REQUIREMENT
Quote the data below in full, minus the images.

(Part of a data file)
----
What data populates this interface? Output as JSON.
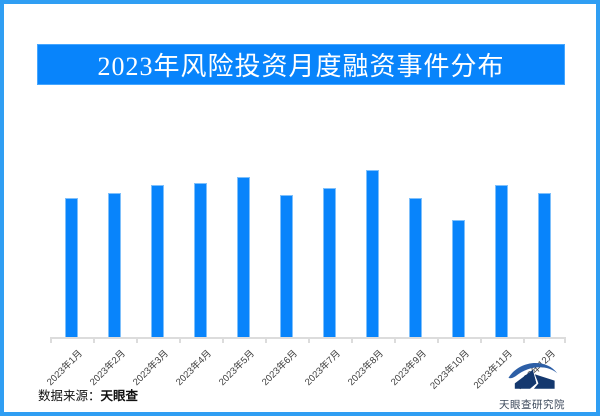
{
  "title": {
    "text": "2023年风险投资月度融资事件分布",
    "banner_bg": "#0884fb",
    "text_color": "#ffffff"
  },
  "chart_data": {
    "type": "bar",
    "title": "2023年风险投资月度融资事件分布",
    "categories": [
      "2023年1月",
      "2023年2月",
      "2023年3月",
      "2023年4月",
      "2023年5月",
      "2023年6月",
      "2023年7月",
      "2023年8月",
      "2023年9月",
      "2023年10月",
      "2023年11月",
      "2023年12月"
    ],
    "values": [
      83,
      86,
      91,
      92,
      96,
      85,
      89,
      100,
      83,
      70,
      91,
      86
    ],
    "values_note": "no numeric axis or data labels are shown in the image; values are relative bar heights with the tallest bar (2023年8月) = 100",
    "xlabel": "",
    "ylabel": "",
    "ylim": [
      0,
      105
    ],
    "grid": false,
    "legend": false,
    "bar_color": "#0884fb",
    "bar_edge_color": "#7fc0fb",
    "axis_line_color": "#dcdcdc",
    "tick_label_color": "#3d3d3d"
  },
  "footer": {
    "source_label": "数据来源：",
    "source_value": "天眼查"
  },
  "brand": {
    "name": "天眼查研究院",
    "logo_swoosh_color": "#2d5fa6",
    "logo_body_color": "#14386e",
    "text_color": "#3d4a5c"
  },
  "frame": {
    "border_color": "#2f9ef3",
    "background": "#ffffff"
  }
}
----
FULL OUTPUT
What data populates this interface? Output as JSON.
{
  "title": {
    "text": "2023年风险投资月度融资事件分布",
    "banner_bg": "#0884fb",
    "text_color": "#ffffff"
  },
  "chart_data": {
    "type": "bar",
    "title": "2023年风险投资月度融资事件分布",
    "categories": [
      "2023年1月",
      "2023年2月",
      "2023年3月",
      "2023年4月",
      "2023年5月",
      "2023年6月",
      "2023年7月",
      "2023年8月",
      "2023年9月",
      "2023年10月",
      "2023年11月",
      "2023年12月"
    ],
    "values": [
      83,
      86,
      91,
      92,
      96,
      85,
      89,
      100,
      83,
      70,
      91,
      86
    ],
    "values_note": "no numeric axis or data labels are shown in the image; values are relative bar heights with the tallest bar (2023年8月) = 100",
    "xlabel": "",
    "ylabel": "",
    "ylim": [
      0,
      105
    ],
    "grid": false,
    "legend": false,
    "bar_color": "#0884fb",
    "bar_edge_color": "#7fc0fb",
    "axis_line_color": "#dcdcdc",
    "tick_label_color": "#3d3d3d"
  },
  "footer": {
    "source_label": "数据来源：",
    "source_value": "天眼查"
  },
  "brand": {
    "name": "天眼查研究院",
    "logo_swoosh_color": "#2d5fa6",
    "logo_body_color": "#14386e",
    "text_color": "#3d4a5c"
  },
  "frame": {
    "border_color": "#2f9ef3",
    "background": "#ffffff"
  }
}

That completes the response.